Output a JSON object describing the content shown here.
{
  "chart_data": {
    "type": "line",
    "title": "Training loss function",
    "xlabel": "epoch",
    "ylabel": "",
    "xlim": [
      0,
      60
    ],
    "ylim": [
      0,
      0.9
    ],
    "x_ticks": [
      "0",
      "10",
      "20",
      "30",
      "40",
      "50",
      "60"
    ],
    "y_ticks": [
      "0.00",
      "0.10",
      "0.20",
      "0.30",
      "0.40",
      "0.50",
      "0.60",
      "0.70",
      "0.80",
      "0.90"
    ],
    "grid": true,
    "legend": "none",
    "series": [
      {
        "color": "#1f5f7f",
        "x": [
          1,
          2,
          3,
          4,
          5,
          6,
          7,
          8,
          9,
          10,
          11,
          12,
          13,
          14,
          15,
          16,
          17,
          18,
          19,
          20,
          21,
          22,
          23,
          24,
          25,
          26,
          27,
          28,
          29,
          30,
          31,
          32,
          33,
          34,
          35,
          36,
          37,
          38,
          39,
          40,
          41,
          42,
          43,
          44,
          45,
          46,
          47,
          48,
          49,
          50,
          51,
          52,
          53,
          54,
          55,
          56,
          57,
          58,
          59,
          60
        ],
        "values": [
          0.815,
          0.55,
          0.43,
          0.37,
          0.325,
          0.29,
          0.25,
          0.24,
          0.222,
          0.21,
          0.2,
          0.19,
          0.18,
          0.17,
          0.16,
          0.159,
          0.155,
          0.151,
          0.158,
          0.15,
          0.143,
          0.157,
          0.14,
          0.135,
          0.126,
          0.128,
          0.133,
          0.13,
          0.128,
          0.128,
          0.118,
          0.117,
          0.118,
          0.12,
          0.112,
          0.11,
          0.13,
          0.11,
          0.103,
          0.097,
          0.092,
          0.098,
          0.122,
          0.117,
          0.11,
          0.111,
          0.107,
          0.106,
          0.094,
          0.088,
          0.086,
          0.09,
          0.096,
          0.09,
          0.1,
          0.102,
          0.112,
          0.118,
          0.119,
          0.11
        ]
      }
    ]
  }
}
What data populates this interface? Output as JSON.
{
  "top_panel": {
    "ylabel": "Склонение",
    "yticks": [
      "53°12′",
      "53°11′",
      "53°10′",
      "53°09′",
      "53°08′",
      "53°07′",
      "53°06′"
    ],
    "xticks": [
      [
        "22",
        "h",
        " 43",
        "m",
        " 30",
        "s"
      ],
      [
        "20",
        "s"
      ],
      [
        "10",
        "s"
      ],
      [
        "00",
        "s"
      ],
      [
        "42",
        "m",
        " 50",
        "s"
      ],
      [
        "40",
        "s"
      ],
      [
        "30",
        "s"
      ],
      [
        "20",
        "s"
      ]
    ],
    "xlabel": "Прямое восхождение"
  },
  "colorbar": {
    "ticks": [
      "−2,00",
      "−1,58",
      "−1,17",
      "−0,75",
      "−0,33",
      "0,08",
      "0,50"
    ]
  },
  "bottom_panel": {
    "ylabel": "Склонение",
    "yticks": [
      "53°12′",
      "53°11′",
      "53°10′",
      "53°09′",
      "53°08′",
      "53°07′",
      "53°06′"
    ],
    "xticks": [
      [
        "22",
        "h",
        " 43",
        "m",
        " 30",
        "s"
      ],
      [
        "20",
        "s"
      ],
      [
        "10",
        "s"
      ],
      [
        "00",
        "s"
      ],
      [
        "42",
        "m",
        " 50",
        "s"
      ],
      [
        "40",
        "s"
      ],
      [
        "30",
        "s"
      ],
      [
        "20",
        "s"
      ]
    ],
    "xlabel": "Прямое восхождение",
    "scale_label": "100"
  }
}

• • • • • • •

Problem details :: Search the lines for the string "восхождение" and copy every line that has it.

Written response ::
    "xlabel": "Прямое восхождение"
    "xlabel": "Прямое восхождение",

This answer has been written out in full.